▶ Work instructions
Search the records for "prevent" and copy each line that holds it.

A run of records
------------------------------------

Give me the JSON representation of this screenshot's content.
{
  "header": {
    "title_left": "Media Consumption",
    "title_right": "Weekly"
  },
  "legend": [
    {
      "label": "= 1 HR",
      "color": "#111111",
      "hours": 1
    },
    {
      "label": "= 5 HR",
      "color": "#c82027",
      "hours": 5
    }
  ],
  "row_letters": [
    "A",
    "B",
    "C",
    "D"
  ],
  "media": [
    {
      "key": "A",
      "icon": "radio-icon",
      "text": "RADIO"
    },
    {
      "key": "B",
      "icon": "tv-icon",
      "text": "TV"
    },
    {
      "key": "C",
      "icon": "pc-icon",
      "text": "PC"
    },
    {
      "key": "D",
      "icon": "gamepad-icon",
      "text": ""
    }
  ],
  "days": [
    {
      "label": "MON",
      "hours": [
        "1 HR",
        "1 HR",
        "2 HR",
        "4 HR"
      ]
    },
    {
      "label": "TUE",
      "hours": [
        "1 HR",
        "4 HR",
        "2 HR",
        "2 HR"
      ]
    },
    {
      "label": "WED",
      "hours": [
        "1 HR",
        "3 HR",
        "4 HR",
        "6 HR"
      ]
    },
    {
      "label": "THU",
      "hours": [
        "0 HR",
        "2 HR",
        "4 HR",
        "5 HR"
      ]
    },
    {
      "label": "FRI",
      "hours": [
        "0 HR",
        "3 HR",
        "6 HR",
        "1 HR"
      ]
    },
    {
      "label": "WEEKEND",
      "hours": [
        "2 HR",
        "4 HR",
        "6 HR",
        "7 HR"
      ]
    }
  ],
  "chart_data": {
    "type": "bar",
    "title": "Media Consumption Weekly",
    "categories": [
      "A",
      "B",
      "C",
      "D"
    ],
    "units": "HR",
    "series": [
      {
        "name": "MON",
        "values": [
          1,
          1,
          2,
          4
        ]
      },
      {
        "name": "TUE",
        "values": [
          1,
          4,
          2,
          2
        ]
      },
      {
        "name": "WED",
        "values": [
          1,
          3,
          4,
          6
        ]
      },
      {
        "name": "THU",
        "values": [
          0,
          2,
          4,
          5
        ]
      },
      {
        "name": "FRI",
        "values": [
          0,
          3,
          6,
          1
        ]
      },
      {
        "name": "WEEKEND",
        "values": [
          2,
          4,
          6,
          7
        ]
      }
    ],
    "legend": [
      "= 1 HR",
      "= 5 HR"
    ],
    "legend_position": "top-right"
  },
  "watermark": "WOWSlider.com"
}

------------------------------------

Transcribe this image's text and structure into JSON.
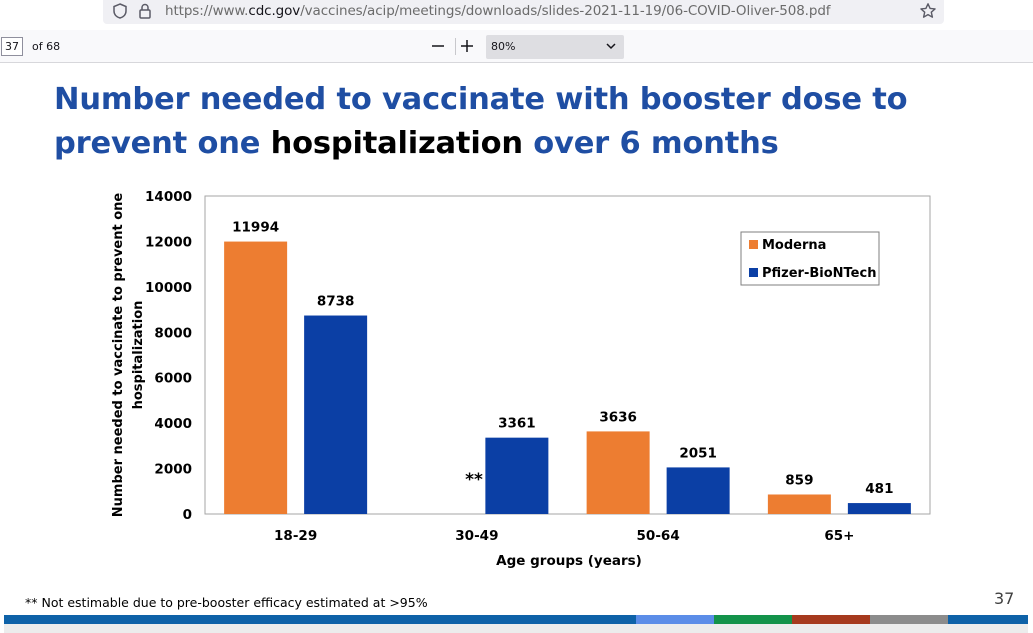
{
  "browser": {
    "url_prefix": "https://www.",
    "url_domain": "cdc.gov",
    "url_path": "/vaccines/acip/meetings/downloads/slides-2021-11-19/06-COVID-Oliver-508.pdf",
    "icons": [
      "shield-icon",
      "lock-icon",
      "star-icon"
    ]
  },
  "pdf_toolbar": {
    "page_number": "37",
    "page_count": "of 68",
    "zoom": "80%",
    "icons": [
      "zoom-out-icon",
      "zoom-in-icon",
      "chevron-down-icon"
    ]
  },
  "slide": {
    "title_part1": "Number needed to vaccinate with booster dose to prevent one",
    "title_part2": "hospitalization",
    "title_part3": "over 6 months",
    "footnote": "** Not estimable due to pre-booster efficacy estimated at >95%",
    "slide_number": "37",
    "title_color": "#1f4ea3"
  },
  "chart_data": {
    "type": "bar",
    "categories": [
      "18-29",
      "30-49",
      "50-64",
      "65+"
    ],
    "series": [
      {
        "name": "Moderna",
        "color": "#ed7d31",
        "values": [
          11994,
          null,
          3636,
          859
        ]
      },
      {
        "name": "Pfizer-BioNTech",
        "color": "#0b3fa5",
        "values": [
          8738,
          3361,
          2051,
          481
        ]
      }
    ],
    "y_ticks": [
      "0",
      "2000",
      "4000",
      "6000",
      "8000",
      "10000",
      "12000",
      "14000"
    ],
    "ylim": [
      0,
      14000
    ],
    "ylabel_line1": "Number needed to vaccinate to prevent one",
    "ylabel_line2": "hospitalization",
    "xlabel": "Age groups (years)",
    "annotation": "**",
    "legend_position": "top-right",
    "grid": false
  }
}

------------------------------------

▶ Task result
    "title_part1": "Number needed to vaccinate with booster dose to prevent one",
    "ylabel_line1": "Number needed to vaccinate to prevent one",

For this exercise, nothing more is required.